**WHAT THE TASK ASKS**
Gather every line in the records below that contains the word "field".
┌──
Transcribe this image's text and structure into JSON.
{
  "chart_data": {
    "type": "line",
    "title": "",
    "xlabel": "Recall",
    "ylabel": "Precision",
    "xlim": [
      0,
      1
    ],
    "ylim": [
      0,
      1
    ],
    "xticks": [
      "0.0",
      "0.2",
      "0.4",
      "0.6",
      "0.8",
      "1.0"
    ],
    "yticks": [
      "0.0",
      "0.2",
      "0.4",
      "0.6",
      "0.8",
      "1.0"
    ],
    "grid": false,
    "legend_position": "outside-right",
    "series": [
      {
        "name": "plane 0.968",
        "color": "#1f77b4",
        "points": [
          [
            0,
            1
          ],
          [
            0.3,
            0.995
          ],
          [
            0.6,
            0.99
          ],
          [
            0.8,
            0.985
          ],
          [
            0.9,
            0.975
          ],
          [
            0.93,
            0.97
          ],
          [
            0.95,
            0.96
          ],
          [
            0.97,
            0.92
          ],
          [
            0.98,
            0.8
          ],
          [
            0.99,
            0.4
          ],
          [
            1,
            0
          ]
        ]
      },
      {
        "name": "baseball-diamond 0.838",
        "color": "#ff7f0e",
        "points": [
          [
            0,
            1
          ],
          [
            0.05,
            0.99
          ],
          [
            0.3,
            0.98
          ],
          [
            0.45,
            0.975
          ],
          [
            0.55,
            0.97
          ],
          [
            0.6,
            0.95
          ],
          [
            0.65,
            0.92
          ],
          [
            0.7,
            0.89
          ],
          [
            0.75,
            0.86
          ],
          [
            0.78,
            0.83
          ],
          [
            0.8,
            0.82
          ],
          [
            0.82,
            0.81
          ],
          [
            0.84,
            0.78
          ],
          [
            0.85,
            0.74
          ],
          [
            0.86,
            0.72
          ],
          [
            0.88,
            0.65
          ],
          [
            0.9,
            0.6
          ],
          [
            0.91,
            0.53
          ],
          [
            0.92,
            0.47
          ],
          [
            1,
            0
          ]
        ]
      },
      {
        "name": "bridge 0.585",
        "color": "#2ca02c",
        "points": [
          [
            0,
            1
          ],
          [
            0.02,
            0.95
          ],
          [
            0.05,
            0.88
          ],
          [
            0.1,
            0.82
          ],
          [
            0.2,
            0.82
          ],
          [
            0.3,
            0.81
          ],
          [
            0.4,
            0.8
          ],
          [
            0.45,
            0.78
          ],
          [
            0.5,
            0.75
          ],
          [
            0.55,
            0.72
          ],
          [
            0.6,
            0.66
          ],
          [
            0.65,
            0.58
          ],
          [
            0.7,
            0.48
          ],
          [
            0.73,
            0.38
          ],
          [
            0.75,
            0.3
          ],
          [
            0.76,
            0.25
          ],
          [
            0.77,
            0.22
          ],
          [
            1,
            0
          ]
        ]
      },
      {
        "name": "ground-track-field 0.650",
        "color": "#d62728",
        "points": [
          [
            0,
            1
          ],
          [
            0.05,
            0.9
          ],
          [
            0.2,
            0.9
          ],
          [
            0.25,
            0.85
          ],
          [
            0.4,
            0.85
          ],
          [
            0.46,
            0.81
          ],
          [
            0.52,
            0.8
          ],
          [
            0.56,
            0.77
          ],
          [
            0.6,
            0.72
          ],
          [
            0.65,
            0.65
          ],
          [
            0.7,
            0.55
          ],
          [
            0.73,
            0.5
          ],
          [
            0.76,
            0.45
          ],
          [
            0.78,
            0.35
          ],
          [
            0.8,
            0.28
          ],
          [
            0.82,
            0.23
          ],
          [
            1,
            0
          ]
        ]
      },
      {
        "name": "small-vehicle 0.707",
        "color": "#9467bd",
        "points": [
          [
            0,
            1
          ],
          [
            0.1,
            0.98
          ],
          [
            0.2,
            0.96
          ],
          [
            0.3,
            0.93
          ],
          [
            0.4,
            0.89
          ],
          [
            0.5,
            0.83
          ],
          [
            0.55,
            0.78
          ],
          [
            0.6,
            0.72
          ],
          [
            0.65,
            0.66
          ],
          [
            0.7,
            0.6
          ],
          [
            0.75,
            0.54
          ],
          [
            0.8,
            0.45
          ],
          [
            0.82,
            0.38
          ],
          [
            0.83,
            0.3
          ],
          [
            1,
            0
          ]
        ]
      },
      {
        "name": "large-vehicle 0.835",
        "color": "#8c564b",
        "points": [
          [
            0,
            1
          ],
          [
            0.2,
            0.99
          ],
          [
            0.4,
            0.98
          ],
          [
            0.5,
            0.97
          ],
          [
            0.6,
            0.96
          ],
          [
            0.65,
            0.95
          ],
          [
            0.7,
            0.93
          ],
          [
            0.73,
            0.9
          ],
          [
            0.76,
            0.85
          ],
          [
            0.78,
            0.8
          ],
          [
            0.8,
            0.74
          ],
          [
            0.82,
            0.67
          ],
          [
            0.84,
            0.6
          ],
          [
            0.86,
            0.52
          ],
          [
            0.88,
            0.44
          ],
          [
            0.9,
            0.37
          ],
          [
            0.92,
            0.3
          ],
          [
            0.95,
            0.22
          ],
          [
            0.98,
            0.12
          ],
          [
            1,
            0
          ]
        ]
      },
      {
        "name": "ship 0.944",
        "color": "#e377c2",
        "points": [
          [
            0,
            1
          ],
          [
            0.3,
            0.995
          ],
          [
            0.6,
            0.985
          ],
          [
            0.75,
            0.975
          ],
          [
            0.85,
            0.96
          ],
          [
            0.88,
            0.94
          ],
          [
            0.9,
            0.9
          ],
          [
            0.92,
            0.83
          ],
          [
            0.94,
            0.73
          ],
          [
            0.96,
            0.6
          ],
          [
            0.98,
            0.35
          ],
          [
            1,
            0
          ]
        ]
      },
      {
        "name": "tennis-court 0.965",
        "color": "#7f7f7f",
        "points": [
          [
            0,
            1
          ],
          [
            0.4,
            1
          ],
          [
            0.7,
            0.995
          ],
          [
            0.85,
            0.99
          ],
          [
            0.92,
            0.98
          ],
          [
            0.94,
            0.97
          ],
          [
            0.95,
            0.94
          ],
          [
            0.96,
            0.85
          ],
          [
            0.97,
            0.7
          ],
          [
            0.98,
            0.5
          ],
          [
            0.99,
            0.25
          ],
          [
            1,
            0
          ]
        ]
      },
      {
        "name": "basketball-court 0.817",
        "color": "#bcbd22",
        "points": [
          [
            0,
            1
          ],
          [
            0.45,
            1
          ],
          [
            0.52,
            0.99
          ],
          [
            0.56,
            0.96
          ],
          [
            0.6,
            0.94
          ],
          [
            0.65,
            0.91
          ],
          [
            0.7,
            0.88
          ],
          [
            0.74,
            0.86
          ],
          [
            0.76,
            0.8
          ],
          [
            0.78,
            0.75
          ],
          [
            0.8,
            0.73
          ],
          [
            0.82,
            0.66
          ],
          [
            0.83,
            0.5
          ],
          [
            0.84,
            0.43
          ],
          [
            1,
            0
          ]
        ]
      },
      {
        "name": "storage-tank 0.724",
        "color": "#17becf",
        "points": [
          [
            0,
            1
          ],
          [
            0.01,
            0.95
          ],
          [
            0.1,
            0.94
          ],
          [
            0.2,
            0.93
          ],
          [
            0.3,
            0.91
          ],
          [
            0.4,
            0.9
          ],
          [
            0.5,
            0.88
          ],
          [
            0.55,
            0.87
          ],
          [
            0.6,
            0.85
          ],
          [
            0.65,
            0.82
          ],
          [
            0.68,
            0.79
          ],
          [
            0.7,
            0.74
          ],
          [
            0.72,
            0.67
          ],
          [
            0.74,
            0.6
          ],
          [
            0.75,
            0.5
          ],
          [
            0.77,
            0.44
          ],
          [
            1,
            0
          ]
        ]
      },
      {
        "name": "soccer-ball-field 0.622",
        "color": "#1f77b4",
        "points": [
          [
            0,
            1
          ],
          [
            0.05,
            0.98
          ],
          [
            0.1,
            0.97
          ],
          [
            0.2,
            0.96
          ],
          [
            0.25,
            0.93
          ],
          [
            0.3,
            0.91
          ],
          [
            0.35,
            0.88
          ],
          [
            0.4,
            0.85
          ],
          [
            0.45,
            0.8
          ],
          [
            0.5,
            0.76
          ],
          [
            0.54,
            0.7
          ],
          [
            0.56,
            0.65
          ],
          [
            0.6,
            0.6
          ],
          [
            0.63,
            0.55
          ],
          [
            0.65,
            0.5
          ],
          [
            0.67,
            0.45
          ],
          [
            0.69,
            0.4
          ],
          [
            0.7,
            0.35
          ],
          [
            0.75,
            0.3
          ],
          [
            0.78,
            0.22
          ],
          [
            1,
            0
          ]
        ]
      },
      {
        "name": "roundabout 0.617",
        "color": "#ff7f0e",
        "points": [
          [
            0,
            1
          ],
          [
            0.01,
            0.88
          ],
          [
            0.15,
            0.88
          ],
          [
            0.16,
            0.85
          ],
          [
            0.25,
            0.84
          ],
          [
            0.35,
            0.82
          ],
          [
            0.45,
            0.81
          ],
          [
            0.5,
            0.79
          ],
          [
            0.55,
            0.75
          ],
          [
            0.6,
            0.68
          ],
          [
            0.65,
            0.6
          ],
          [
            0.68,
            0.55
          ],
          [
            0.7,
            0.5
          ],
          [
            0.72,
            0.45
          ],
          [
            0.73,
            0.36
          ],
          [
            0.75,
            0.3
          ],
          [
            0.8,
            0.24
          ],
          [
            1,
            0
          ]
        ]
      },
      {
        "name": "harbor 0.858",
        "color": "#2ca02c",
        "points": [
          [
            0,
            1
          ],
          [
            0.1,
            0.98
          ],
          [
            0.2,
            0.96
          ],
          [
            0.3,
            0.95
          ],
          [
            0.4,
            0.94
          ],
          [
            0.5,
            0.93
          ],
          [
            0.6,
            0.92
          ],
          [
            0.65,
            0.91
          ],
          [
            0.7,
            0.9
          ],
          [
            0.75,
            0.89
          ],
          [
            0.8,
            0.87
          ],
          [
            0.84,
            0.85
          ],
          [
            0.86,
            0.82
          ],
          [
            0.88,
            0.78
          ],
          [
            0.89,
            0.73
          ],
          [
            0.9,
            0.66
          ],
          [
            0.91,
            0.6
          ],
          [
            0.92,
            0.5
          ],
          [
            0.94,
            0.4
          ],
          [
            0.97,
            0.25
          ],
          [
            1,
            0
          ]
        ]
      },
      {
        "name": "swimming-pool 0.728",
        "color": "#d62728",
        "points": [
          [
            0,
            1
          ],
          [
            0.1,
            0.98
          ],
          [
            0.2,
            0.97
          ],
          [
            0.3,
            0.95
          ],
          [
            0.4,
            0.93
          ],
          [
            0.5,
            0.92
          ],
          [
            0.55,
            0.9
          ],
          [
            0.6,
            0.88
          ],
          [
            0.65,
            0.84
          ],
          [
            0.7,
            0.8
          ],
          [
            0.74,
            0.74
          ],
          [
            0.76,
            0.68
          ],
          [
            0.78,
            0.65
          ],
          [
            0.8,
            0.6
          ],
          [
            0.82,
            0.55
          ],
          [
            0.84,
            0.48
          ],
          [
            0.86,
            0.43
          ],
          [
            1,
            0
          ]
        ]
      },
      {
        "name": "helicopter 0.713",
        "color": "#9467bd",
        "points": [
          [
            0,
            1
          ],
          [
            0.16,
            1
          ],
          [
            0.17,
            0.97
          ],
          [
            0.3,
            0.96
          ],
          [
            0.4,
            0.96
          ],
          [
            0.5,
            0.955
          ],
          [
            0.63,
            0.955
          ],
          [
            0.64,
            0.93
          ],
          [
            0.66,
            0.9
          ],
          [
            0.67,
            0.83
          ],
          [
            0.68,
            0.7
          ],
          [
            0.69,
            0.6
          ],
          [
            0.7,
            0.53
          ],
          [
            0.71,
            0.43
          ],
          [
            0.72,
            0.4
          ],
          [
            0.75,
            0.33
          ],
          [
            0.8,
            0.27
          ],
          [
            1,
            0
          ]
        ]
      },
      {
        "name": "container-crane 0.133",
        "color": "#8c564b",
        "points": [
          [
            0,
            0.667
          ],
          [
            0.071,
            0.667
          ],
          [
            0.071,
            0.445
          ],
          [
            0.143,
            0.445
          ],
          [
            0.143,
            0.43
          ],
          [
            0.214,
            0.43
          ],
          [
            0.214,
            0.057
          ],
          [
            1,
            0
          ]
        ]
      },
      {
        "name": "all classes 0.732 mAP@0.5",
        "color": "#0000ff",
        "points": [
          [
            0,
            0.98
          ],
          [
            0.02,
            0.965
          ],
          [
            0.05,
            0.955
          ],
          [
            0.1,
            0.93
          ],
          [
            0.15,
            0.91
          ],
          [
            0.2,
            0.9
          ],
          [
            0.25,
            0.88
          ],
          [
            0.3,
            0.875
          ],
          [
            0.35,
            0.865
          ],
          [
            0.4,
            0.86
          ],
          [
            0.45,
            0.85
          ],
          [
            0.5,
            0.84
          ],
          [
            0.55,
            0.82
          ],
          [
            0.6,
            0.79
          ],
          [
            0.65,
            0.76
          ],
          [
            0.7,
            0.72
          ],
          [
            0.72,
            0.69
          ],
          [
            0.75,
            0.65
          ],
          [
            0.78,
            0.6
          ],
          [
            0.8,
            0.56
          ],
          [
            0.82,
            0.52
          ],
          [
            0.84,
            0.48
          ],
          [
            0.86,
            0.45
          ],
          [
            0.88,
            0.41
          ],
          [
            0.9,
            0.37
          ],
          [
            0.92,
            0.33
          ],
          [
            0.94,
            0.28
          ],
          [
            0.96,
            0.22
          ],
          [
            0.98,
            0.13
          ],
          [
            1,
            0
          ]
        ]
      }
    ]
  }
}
└──
**IN RESPONSE**
        "name": "ground-track-field 0.650",
        "name": "soccer-ball-field 0.622",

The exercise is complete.